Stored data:
★ ★ ★ ★

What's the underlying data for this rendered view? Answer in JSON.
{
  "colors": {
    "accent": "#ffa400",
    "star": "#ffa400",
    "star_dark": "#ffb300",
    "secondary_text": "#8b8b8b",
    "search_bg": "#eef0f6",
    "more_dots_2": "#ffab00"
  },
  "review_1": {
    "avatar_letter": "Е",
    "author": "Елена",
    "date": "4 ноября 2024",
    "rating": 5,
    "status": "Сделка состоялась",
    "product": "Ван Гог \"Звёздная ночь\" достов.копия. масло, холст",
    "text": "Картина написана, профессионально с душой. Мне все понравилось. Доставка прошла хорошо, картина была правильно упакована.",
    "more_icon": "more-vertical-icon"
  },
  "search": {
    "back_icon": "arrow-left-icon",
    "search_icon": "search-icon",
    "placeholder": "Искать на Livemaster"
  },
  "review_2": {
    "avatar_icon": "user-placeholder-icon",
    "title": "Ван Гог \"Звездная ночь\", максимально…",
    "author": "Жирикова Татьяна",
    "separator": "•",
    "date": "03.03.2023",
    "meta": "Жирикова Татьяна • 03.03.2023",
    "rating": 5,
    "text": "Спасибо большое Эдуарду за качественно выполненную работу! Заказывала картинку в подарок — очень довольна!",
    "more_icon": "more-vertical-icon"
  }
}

★ ★ ★ ★

* **Request**
Give only the number of lines above that hold the string "Татьяна".

* **Complete response**
2